- _TASK_: Retype the material that follows, keeping every word as it is.

──────── AVAILABLE DATA

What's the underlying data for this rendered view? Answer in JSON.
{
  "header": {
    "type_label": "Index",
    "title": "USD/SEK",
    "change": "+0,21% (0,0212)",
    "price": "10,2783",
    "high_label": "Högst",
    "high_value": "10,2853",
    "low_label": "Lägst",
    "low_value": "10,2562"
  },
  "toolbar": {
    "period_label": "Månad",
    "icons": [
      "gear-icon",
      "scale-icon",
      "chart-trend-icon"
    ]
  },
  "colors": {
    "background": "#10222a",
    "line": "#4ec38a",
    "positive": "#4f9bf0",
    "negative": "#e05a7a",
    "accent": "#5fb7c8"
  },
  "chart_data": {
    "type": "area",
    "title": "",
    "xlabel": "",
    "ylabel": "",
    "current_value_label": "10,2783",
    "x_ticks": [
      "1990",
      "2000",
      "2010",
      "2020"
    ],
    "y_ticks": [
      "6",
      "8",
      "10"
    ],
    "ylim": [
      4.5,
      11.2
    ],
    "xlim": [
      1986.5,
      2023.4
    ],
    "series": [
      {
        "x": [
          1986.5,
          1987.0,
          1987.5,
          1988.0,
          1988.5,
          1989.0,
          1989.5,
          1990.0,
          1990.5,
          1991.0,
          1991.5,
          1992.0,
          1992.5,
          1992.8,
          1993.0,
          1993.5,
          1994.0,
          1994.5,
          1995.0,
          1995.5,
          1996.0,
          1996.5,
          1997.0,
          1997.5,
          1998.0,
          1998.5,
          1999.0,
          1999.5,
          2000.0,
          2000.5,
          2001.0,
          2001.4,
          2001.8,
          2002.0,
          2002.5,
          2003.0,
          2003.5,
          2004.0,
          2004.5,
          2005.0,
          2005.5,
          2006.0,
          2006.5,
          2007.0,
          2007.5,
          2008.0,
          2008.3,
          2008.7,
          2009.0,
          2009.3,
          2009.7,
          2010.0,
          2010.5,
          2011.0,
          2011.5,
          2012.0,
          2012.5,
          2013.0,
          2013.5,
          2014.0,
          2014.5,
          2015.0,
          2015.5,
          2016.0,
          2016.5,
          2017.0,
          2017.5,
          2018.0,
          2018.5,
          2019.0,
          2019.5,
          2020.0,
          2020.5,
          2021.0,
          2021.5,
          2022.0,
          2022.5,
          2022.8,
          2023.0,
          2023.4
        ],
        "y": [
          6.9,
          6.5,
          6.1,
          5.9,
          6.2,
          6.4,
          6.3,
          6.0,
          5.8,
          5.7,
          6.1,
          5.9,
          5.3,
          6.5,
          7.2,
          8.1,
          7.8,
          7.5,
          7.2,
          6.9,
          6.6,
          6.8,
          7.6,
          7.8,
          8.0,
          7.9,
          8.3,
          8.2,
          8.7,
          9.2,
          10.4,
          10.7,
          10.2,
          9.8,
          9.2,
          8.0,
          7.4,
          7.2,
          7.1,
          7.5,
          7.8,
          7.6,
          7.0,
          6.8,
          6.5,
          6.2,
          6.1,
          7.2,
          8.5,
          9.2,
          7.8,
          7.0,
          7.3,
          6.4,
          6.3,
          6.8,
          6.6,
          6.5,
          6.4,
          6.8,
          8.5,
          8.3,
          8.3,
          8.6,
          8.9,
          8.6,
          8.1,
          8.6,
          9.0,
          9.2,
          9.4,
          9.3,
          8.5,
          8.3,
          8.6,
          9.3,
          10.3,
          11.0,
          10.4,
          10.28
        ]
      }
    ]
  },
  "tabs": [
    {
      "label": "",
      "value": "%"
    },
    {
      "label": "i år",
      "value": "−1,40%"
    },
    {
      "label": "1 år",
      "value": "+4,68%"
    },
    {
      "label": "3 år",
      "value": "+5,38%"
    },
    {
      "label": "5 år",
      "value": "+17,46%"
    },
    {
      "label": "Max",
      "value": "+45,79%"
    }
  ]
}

────────────────

- _RESPONSE BELOW_:
What's the underlying data for this rendered view? Answer in JSON.
{
  "header": {
    "type_label": "Index",
    "title": "USD/SEK",
    "change": "+0,21% (0,0212)",
    "price": "10,2783",
    "high_label": "Högst",
    "high_value": "10,2853",
    "low_label": "Lägst",
    "low_value": "10,2562"
  },
  "toolbar": {
    "period_label": "Månad",
    "icons": [
      "gear-icon",
      "scale-icon",
      "chart-trend-icon"
    ]
  },
  "colors": {
    "background": "#10222a",
    "line": "#4ec38a",
    "positive": "#4f9bf0",
    "negative": "#e05a7a",
    "accent": "#5fb7c8"
  },
  "chart_data": {
    "type": "area",
    "title": "",
    "xlabel": "",
    "ylabel": "",
    "current_value_label": "10,2783",
    "x_ticks": [
      "1990",
      "2000",
      "2010",
      "2020"
    ],
    "y_ticks": [
      "6",
      "8",
      "10"
    ],
    "ylim": [
      4.5,
      11.2
    ],
    "xlim": [
      1986.5,
      2023.4
    ],
    "series": [
      {
        "x": [
          1986.5,
          1987.0,
          1987.5,
          1988.0,
          1988.5,
          1989.0,
          1989.5,
          1990.0,
          1990.5,
          1991.0,
          1991.5,
          1992.0,
          1992.5,
          1992.8,
          1993.0,
          1993.5,
          1994.0,
          1994.5,
          1995.0,
          1995.5,
          1996.0,
          1996.5,
          1997.0,
          1997.5,
          1998.0,
          1998.5,
          1999.0,
          1999.5,
          2000.0,
          2000.5,
          2001.0,
          2001.4,
          2001.8,
          2002.0,
          2002.5,
          2003.0,
          2003.5,
          2004.0,
          2004.5,
          2005.0,
          2005.5,
          2006.0,
          2006.5,
          2007.0,
          2007.5,
          2008.0,
          2008.3,
          2008.7,
          2009.0,
          2009.3,
          2009.7,
          2010.0,
          2010.5,
          2011.0,
          2011.5,
          2012.0,
          2012.5,
          2013.0,
          2013.5,
          2014.0,
          2014.5,
          2015.0,
          2015.5,
          2016.0,
          2016.5,
          2017.0,
          2017.5,
          2018.0,
          2018.5,
          2019.0,
          2019.5,
          2020.0,
          2020.5,
          2021.0,
          2021.5,
          2022.0,
          2022.5,
          2022.8,
          2023.0,
          2023.4
        ],
        "y": [
          6.9,
          6.5,
          6.1,
          5.9,
          6.2,
          6.4,
          6.3,
          6.0,
          5.8,
          5.7,
          6.1,
          5.9,
          5.3,
          6.5,
          7.2,
          8.1,
          7.8,
          7.5,
          7.2,
          6.9,
          6.6,
          6.8,
          7.6,
          7.8,
          8.0,
          7.9,
          8.3,
          8.2,
          8.7,
          9.2,
          10.4,
          10.7,
          10.2,
          9.8,
          9.2,
          8.0,
          7.4,
          7.2,
          7.1,
          7.5,
          7.8,
          7.6,
          7.0,
          6.8,
          6.5,
          6.2,
          6.1,
          7.2,
          8.5,
          9.2,
          7.8,
          7.0,
          7.3,
          6.4,
          6.3,
          6.8,
          6.6,
          6.5,
          6.4,
          6.8,
          8.5,
          8.3,
          8.3,
          8.6,
          8.9,
          8.6,
          8.1,
          8.6,
          9.0,
          9.2,
          9.4,
          9.3,
          8.5,
          8.3,
          8.6,
          9.3,
          10.3,
          11.0,
          10.4,
          10.28
        ]
      }
    ]
  },
  "tabs": [
    {
      "label": "",
      "value": "%"
    },
    {
      "label": "i år",
      "value": "−1,40%"
    },
    {
      "label": "1 år",
      "value": "+4,68%"
    },
    {
      "label": "3 år",
      "value": "+5,38%"
    },
    {
      "label": "5 år",
      "value": "+17,46%"
    },
    {
      "label": "Max",
      "value": "+45,79%"
    }
  ]
}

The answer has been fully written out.